*REQUIREMENTS:* Scan the entries below and count the lines holding the string "Service". Supply only the number.
##########
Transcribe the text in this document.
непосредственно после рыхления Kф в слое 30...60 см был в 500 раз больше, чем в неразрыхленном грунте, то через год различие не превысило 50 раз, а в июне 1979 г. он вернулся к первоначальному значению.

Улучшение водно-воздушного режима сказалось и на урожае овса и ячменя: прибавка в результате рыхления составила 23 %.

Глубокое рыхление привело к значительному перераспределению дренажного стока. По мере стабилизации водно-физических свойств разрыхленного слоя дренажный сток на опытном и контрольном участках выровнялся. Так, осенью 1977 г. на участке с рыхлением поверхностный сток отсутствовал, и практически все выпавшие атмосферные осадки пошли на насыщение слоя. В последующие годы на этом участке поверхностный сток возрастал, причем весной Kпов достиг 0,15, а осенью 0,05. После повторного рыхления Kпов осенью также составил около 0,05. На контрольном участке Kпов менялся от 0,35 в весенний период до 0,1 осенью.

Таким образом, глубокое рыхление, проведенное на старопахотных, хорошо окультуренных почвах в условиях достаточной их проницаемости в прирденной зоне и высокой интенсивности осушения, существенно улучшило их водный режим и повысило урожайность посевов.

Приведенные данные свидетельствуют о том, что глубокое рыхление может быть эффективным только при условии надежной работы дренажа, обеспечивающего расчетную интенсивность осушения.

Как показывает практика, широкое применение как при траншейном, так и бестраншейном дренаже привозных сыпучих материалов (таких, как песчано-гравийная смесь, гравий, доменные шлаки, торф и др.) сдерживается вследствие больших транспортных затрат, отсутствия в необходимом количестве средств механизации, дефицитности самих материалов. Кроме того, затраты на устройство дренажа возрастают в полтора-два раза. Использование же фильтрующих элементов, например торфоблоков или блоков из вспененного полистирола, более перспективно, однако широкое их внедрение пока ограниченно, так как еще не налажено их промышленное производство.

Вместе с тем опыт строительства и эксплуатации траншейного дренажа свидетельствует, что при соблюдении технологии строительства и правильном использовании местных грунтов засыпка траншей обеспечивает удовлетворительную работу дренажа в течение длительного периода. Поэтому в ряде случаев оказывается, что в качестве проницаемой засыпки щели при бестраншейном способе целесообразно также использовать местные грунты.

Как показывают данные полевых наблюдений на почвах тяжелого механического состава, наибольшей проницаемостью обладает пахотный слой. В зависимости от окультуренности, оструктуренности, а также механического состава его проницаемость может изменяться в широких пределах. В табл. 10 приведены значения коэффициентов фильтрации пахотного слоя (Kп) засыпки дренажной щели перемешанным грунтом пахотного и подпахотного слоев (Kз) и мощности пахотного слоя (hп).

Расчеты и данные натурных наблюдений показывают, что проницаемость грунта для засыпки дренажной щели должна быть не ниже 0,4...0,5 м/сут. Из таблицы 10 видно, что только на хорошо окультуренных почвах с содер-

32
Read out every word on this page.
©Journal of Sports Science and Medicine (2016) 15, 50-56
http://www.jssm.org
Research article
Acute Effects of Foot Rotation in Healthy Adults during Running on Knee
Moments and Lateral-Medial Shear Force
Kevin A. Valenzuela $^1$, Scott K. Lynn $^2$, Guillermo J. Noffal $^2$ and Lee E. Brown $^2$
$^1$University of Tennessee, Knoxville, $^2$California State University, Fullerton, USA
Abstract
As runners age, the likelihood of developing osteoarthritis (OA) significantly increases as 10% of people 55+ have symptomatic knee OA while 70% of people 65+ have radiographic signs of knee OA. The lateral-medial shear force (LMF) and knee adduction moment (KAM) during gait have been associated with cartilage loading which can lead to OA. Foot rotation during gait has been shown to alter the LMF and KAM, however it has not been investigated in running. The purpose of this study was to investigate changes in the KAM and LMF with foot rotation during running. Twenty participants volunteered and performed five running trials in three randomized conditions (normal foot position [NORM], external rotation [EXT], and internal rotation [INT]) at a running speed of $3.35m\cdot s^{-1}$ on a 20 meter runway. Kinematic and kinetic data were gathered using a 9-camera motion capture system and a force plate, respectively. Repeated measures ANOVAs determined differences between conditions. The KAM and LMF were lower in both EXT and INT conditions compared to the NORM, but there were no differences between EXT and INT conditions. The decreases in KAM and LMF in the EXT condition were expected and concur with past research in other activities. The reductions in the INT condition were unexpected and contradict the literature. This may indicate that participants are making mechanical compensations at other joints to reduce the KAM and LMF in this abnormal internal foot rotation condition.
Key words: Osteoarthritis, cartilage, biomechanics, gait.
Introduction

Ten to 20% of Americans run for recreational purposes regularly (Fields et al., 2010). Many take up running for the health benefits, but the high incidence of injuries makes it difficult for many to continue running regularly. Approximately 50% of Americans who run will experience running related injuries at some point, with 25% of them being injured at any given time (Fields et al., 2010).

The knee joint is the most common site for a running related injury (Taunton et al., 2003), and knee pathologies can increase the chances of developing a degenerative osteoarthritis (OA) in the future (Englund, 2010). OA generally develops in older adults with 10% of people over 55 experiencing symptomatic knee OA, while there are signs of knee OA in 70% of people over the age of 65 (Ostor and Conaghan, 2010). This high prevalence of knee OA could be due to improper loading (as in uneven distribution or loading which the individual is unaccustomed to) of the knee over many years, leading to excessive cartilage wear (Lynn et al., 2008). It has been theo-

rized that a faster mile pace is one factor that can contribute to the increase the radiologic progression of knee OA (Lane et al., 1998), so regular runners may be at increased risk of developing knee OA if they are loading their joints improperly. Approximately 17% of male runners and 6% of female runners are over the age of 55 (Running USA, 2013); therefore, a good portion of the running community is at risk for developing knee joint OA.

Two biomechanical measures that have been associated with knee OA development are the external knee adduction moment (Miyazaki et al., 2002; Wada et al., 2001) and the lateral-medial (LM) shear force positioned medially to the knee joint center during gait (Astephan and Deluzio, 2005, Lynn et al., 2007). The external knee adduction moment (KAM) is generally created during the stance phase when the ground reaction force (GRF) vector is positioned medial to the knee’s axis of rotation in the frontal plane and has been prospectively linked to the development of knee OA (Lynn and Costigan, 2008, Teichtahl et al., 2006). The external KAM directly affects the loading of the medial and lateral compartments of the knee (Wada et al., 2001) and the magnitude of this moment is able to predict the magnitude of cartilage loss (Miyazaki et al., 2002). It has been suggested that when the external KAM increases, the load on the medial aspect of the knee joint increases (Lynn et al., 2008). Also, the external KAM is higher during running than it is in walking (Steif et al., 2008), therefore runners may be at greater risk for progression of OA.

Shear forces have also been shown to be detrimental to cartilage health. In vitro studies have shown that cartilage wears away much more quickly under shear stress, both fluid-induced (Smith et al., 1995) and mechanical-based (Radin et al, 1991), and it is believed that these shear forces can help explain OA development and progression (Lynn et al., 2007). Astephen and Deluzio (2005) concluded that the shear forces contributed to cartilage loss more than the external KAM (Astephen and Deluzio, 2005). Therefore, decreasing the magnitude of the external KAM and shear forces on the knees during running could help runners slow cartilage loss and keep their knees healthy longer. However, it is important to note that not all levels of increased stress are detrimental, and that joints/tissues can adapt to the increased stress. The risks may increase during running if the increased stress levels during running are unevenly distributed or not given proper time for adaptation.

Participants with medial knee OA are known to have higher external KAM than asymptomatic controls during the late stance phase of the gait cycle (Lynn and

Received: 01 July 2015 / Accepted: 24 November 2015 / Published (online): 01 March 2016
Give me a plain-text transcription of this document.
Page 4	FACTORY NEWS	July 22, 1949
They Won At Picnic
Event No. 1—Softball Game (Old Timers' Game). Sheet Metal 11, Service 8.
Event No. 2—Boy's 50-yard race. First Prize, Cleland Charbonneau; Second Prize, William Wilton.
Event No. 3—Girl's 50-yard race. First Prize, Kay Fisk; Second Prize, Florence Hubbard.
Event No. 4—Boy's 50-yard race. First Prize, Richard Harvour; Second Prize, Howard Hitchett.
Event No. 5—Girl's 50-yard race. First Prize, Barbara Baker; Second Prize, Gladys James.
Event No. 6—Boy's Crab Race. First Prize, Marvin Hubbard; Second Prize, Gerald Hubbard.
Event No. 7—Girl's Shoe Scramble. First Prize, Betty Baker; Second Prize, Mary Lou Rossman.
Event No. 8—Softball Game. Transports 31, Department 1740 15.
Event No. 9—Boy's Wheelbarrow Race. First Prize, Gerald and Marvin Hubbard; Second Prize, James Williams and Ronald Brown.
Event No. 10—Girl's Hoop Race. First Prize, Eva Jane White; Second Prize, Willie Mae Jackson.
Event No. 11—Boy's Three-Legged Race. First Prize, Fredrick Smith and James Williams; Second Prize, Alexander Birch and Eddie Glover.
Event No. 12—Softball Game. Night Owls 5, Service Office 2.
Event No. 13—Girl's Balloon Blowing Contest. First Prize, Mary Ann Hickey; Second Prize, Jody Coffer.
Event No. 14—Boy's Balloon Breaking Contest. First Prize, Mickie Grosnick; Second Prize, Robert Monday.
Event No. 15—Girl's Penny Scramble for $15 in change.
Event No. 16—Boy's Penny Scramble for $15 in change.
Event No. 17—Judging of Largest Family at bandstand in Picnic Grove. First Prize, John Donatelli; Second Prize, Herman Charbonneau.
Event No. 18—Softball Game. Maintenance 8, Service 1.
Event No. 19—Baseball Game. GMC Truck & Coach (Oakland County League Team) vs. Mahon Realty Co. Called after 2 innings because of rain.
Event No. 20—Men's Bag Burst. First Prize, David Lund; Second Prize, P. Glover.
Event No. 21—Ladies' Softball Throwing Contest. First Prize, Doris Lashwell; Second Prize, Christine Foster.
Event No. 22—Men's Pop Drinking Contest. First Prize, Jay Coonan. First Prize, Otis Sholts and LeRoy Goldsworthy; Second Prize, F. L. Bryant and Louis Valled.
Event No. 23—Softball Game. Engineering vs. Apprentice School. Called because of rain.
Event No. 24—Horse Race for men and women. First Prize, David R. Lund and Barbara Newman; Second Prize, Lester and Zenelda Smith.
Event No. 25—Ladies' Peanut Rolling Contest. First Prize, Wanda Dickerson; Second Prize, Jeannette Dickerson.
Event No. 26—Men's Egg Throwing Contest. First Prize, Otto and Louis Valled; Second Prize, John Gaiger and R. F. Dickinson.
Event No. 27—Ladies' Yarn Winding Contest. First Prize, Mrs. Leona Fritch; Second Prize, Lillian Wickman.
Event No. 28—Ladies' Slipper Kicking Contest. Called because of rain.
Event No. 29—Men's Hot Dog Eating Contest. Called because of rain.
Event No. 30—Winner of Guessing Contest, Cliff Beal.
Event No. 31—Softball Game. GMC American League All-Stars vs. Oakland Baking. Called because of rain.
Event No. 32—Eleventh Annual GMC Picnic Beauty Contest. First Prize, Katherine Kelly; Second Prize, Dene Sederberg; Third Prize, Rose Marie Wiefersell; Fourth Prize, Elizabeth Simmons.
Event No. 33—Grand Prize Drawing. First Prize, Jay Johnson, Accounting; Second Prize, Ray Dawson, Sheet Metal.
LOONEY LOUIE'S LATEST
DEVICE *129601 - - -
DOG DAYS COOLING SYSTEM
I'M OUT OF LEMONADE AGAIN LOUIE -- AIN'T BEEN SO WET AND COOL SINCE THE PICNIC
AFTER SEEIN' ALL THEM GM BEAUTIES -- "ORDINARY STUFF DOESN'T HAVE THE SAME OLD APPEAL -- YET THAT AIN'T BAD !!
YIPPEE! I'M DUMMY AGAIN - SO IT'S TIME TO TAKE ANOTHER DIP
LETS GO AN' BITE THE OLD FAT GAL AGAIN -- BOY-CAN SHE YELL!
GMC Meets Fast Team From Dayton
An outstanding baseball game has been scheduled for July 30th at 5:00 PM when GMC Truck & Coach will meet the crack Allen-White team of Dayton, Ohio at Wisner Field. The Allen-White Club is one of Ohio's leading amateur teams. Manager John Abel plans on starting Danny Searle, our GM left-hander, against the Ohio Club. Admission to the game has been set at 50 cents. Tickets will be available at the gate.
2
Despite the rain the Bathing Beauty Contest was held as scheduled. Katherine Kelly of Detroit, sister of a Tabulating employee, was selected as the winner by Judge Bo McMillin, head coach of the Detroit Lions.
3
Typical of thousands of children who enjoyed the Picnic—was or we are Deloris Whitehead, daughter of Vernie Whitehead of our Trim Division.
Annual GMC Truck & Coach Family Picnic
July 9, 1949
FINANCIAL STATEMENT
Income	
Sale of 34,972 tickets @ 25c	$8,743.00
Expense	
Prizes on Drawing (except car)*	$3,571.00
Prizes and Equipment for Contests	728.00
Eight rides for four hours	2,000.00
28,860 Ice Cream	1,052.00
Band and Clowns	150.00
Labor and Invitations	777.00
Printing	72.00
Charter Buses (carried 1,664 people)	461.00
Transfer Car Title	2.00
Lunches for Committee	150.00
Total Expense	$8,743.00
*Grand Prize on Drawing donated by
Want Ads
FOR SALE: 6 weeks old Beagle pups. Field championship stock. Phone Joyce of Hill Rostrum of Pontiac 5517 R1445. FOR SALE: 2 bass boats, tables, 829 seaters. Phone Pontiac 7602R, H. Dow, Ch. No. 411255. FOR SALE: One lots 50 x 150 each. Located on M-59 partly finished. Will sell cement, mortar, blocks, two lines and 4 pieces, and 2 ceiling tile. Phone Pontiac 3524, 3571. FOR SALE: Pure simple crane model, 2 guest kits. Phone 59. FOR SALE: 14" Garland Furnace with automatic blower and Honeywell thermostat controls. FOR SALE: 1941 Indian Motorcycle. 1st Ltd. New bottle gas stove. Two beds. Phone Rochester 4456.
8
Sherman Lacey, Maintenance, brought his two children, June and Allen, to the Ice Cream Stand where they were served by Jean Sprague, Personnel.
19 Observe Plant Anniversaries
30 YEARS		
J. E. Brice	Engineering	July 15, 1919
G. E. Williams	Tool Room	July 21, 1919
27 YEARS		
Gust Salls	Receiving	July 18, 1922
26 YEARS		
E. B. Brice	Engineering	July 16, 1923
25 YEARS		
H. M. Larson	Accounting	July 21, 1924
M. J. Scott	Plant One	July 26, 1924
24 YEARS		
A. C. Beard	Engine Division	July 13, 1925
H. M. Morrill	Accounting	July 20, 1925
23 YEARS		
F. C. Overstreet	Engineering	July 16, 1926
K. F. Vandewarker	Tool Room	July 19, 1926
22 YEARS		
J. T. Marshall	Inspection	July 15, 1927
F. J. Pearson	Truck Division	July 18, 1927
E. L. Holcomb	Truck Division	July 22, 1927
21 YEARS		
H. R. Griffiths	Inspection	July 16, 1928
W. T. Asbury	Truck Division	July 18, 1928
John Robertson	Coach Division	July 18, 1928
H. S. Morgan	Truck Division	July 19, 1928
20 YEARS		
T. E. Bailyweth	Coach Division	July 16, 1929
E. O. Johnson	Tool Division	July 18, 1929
##########
*WRITTEN ANSWER:* 3